* **Source document**:
Smithsonian Traveling Exhibition Exploring Water’s Environmental
And Cultural Impact Coming To [Town Name]
From above, Earth appears as a water planet with more than 71 percent of its surface covered with this vital resource for life. Water impacts climate, agriculture, transportation, industry and more. It inspires art and music. ArtsRevive, in cooperation with The Alabama Humanities Foundation, will examine water as an environmental necessity and an important cultural element as it hosts “Water/Ways,” a traveling exhibition from the Smithsonian’s Museum on Main Street (MoMS) program. “Water/Ways” will be on view March 9, 2018 through April 5, 2018.
ArtsRevive and the surrounding community has been expressly chosen by the Alabama Humanities Foundation to host “Water/Ways” as part of the Museum on Main Street program—a national/state/local partnership to bring exhibitions and programs to rural cultural organizations. The exhibition will open in Eufaula June 2017 and close in Selma April 2018.
“Water/Ways” explores the endless motion of the water cycle, water’s effect on landscape, settlement and migration, and its impact on culture and spirituality. It looks at how political and economic planning have long been affected by access to water and control of water resources. Human creativity and resourcefulness provide new ways of protecting water resources and renewing respect for the natural environment.
Designed for small-town museums, libraries and cultural organizations, “Water/Ways” will serve as a community meeting place to convene conversations about water’s impact on American culture. With the support and guidance of The Alabama Humanities Foundation, these towns will develop complementary exhibits, host public programs and facilitate educational initiatives to raise people’s understanding about what water means culturally, socially and spiritually in their own community.

Stored items from a collection:
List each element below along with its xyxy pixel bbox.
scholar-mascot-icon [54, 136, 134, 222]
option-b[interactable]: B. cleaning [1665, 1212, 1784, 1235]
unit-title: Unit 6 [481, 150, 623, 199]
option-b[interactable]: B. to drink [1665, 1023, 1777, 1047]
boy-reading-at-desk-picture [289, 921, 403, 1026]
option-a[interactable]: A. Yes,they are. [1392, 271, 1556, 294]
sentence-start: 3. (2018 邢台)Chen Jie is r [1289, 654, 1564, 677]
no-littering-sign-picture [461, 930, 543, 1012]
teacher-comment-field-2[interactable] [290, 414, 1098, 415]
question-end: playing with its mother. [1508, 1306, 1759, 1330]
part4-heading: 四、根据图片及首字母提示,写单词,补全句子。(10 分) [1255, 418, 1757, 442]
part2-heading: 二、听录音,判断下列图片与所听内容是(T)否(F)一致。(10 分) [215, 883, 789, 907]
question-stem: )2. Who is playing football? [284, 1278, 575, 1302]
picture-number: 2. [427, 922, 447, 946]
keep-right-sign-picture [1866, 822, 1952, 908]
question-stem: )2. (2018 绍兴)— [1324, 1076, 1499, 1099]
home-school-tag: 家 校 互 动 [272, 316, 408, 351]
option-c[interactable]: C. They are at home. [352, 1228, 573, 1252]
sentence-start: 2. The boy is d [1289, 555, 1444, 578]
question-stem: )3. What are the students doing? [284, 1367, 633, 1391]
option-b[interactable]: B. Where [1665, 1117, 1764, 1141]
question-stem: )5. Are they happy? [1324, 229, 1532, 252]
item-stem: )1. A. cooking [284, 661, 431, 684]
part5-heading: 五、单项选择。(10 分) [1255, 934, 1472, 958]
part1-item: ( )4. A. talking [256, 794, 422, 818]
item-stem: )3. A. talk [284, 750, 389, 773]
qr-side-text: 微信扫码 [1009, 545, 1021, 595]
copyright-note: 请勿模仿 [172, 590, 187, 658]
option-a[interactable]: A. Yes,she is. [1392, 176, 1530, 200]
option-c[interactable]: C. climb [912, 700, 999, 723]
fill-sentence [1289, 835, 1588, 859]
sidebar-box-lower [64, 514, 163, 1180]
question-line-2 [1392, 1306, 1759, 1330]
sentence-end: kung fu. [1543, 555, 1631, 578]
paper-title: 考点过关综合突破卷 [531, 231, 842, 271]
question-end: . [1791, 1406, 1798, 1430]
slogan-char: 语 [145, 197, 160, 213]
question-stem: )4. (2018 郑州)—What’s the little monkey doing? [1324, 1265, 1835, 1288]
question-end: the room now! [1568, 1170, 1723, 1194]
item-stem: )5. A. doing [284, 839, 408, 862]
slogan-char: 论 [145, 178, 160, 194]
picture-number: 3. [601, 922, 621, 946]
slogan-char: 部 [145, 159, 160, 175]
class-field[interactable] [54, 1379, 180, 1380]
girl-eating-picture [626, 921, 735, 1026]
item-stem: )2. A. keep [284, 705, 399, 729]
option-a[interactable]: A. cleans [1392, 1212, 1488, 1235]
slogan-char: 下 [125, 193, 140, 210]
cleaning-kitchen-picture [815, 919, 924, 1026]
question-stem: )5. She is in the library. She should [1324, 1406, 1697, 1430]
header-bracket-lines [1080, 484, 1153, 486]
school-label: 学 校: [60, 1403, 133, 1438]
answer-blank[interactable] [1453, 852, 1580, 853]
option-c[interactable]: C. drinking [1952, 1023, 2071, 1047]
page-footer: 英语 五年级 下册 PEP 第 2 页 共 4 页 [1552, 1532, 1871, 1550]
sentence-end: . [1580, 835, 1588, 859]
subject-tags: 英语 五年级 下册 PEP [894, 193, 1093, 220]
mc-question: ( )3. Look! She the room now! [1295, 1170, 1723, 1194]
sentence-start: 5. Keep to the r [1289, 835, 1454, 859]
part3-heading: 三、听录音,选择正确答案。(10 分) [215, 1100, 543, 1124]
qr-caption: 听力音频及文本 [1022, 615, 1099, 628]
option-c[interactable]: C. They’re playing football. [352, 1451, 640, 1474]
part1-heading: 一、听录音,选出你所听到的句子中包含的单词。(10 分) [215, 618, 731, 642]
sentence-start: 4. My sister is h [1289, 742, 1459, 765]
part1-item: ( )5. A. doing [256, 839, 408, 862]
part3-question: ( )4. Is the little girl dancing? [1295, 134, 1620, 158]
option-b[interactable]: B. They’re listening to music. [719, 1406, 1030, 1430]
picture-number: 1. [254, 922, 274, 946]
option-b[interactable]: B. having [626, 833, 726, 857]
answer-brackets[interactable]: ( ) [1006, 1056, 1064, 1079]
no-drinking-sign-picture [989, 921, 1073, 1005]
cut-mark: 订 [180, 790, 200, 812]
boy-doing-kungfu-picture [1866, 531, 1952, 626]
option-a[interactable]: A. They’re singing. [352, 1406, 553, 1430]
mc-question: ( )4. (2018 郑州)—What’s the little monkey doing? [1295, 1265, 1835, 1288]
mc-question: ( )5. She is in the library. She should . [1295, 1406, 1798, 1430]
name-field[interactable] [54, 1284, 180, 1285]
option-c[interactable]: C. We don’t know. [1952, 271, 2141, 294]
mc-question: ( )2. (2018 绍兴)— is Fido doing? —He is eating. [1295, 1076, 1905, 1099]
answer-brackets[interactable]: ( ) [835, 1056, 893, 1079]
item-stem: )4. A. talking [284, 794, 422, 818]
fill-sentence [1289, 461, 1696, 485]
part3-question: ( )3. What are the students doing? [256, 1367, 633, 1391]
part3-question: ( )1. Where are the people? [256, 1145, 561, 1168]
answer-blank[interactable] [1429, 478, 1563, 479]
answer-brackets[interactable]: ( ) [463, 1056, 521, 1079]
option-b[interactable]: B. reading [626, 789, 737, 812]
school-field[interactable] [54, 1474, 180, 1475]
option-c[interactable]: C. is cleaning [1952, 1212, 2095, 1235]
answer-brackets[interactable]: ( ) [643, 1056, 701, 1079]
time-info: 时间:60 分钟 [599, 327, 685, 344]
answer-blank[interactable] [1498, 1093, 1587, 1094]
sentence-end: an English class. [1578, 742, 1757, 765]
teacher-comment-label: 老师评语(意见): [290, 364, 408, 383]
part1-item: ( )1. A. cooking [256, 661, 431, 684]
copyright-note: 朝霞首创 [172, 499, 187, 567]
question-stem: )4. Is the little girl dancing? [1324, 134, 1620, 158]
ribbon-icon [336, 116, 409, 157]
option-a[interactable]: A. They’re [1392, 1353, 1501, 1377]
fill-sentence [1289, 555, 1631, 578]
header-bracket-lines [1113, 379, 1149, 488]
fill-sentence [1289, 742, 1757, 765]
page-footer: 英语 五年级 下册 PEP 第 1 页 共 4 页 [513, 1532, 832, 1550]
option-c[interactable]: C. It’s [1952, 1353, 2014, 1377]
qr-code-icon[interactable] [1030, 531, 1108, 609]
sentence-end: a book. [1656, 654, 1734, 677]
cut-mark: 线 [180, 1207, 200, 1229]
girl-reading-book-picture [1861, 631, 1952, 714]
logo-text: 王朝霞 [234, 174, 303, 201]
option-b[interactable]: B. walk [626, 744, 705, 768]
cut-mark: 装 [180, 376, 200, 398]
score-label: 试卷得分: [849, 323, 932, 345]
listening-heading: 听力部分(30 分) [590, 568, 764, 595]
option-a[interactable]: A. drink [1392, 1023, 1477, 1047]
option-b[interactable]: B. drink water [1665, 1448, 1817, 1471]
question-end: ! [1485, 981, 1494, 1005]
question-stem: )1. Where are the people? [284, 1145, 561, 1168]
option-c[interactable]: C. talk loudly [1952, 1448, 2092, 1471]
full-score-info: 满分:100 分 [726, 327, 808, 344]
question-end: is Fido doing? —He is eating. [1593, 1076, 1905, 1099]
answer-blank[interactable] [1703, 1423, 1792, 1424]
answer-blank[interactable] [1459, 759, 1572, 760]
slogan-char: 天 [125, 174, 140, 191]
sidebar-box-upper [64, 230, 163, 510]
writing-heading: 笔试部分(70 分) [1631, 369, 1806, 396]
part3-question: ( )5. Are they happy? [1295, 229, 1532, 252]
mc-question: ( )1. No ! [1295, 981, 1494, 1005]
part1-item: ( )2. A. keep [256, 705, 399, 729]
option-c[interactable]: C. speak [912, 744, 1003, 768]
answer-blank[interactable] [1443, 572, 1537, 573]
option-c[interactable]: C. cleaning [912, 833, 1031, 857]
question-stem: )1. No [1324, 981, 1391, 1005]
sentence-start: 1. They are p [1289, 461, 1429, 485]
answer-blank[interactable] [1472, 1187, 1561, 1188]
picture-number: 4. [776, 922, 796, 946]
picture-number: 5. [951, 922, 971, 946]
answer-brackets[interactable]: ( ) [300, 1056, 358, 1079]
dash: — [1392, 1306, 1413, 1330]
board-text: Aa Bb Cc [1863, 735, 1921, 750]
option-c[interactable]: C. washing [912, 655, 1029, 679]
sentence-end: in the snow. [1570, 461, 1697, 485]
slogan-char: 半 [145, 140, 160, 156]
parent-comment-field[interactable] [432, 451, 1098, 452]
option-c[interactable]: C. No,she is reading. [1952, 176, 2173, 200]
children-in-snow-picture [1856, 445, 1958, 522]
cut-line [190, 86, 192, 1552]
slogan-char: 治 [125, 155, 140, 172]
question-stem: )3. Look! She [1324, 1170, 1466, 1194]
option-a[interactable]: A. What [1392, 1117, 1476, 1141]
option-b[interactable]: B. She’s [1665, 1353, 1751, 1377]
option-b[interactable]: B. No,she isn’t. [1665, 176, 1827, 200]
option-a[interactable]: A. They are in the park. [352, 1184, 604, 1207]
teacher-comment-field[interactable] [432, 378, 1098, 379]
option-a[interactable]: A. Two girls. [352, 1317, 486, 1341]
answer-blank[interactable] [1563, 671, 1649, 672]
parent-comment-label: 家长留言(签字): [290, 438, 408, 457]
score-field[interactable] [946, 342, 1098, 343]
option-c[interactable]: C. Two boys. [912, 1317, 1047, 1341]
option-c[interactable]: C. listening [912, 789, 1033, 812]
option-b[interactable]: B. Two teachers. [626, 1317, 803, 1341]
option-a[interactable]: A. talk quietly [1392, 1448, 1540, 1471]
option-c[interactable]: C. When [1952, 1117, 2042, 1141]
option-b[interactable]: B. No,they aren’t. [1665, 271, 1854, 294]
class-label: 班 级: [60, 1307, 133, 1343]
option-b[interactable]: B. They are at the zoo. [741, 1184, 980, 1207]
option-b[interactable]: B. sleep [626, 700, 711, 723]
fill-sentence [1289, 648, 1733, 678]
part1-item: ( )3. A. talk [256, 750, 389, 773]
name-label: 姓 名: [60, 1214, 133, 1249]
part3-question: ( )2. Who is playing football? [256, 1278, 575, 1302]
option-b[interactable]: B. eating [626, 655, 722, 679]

* **Assigned task**: Return the part of the exhibition announcement word for word, starting with "Designed for small-town" and going on through "their own community.".

* **Answer to this task**:
Designed for small-town museums, libraries and cultural organizations, “Water/Ways” will serve as a community meeting place to convene conversations about water’s impact on American culture. With the support and guidance of The Alabama Humanities Foundation, these towns will develop complementary exhibits, host public programs and facilitate educational initiatives to raise people’s understanding about what water means culturally, socially and spiritually in their own community.